= EXERCISE INSTRUCTIONS =
Read the records below and copy each line that contains "JSON".

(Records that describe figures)
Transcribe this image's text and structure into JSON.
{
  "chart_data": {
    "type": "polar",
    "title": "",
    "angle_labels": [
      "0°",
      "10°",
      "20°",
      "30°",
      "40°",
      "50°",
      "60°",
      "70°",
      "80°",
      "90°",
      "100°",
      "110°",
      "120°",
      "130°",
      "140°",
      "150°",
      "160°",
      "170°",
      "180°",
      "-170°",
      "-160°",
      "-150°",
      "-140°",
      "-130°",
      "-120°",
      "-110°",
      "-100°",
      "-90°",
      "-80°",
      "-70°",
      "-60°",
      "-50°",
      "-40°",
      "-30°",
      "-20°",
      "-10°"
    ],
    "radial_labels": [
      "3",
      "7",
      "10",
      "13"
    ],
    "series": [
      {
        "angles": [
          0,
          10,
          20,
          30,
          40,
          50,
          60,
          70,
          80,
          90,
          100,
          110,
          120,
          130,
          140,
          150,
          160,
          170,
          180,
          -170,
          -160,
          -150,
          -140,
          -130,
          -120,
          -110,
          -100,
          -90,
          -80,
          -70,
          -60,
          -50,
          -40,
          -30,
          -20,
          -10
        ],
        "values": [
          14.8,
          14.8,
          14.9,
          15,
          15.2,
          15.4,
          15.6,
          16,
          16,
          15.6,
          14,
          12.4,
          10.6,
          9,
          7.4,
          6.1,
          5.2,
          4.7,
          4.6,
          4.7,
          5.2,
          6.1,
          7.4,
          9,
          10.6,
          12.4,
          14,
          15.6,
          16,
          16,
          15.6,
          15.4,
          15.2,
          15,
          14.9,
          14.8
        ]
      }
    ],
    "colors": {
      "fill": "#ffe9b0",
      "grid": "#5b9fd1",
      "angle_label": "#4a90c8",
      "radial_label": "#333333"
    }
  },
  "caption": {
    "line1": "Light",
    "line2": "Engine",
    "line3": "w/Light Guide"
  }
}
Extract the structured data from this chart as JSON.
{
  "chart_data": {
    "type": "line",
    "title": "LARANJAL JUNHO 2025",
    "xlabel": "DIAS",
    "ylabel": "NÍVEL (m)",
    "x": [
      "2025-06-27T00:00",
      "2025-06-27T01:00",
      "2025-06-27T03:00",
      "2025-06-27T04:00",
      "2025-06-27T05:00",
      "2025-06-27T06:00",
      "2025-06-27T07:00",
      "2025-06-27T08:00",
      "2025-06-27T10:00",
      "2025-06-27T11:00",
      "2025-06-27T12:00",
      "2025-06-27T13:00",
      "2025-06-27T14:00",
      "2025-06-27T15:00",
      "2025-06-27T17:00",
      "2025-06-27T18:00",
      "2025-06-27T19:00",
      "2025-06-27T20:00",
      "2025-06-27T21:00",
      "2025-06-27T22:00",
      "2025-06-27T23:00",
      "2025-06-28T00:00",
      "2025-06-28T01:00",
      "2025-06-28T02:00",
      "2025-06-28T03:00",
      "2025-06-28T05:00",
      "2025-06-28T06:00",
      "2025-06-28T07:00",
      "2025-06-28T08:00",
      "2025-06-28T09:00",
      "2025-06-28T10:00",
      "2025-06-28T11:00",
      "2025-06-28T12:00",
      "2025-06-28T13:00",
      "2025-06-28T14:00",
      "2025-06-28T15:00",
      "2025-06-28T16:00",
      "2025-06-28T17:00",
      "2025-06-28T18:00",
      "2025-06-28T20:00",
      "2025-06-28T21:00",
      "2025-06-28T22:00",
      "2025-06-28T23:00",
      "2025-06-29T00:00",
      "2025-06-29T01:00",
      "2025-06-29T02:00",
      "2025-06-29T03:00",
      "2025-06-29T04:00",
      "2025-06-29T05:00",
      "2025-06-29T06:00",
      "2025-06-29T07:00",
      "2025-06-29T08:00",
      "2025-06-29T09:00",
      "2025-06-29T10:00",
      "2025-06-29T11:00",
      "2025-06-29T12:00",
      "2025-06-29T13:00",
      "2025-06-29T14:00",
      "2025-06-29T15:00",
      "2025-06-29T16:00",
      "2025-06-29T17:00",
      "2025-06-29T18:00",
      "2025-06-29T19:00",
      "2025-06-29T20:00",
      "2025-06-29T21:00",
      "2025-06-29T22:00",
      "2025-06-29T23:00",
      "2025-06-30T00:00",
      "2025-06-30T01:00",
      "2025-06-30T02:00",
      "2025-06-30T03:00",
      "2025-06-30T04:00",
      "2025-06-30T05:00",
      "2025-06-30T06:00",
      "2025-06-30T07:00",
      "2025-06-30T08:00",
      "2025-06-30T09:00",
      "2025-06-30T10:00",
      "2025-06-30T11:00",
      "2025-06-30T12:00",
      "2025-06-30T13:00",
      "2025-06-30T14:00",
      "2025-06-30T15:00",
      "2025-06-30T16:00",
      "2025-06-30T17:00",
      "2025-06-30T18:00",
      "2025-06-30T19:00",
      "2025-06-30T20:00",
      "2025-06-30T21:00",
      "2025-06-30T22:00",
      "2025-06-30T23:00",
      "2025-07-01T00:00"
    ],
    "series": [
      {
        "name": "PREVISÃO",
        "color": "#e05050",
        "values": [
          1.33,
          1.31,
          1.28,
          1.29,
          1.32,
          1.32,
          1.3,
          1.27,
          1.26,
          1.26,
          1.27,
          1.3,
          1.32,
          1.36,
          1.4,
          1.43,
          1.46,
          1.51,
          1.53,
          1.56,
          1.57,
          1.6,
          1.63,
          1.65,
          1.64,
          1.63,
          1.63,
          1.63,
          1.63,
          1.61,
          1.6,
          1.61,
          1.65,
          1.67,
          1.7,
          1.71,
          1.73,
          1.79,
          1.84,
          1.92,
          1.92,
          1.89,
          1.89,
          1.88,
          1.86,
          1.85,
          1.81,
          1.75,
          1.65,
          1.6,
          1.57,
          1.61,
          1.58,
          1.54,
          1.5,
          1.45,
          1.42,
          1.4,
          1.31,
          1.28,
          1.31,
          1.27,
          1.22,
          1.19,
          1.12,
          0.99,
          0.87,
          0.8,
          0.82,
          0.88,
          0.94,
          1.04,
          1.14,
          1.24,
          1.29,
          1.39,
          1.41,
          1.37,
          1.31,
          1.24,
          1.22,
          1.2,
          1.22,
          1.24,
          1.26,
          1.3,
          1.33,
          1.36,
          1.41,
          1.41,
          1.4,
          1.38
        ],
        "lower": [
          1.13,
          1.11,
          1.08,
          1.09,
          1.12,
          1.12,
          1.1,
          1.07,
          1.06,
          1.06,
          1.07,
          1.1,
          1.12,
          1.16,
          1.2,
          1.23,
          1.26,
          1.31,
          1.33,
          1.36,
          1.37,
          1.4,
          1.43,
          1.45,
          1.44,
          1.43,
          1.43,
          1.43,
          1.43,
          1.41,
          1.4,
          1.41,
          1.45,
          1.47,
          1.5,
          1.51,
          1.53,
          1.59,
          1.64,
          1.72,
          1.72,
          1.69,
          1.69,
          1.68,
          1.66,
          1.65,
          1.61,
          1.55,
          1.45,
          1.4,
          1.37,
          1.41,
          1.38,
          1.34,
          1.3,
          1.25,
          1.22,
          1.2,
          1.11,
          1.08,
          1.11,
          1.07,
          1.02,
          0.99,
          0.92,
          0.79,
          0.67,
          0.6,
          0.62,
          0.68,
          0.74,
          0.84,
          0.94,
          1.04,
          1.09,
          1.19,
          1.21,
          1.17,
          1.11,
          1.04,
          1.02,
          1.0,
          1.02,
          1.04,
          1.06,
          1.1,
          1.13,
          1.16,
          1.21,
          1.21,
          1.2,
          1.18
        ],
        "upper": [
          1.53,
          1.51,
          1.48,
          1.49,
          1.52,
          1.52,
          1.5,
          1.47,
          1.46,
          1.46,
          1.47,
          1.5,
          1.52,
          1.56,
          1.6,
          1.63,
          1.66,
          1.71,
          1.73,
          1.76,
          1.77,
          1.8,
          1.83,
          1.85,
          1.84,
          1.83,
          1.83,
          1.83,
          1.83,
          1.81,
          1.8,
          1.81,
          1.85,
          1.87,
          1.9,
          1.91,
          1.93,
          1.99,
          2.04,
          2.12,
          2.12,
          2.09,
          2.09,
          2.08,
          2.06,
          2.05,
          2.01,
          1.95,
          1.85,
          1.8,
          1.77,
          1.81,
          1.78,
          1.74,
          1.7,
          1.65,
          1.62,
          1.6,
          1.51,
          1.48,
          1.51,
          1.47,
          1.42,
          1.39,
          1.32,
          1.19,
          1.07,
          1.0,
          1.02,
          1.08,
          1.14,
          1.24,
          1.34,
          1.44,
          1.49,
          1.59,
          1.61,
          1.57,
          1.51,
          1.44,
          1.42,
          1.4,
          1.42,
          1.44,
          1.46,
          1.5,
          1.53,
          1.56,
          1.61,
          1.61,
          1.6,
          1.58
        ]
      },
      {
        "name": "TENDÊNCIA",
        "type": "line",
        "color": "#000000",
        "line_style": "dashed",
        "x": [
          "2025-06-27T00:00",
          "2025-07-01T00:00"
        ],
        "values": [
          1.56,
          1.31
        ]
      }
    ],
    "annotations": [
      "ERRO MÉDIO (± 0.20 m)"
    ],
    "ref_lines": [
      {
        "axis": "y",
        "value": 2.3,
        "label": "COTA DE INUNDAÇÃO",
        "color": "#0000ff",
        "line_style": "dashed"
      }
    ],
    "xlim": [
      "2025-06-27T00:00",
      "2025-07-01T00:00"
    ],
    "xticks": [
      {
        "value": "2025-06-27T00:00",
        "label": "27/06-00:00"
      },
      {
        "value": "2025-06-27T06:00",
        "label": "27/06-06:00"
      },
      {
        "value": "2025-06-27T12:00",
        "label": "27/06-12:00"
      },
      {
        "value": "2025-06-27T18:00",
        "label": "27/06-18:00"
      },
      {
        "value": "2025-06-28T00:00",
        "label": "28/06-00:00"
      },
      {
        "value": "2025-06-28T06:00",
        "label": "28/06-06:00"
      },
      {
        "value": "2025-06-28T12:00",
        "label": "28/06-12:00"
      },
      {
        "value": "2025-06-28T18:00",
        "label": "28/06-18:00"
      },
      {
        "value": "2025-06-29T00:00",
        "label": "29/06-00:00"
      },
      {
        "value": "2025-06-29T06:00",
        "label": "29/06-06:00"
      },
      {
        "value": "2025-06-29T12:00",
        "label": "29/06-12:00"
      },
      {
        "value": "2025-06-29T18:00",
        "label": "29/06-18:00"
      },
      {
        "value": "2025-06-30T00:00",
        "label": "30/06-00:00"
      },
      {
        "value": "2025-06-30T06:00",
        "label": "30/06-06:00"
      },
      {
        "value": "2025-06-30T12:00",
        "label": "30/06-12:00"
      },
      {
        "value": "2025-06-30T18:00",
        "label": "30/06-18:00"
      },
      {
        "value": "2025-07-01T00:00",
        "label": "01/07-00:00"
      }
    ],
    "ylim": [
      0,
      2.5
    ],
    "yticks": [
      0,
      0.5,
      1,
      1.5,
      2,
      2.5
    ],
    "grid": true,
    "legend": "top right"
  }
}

= RESULT OF THIS TASK =
Transcribe this image's text and structure into JSON.
Extract the structured data from this chart as JSON.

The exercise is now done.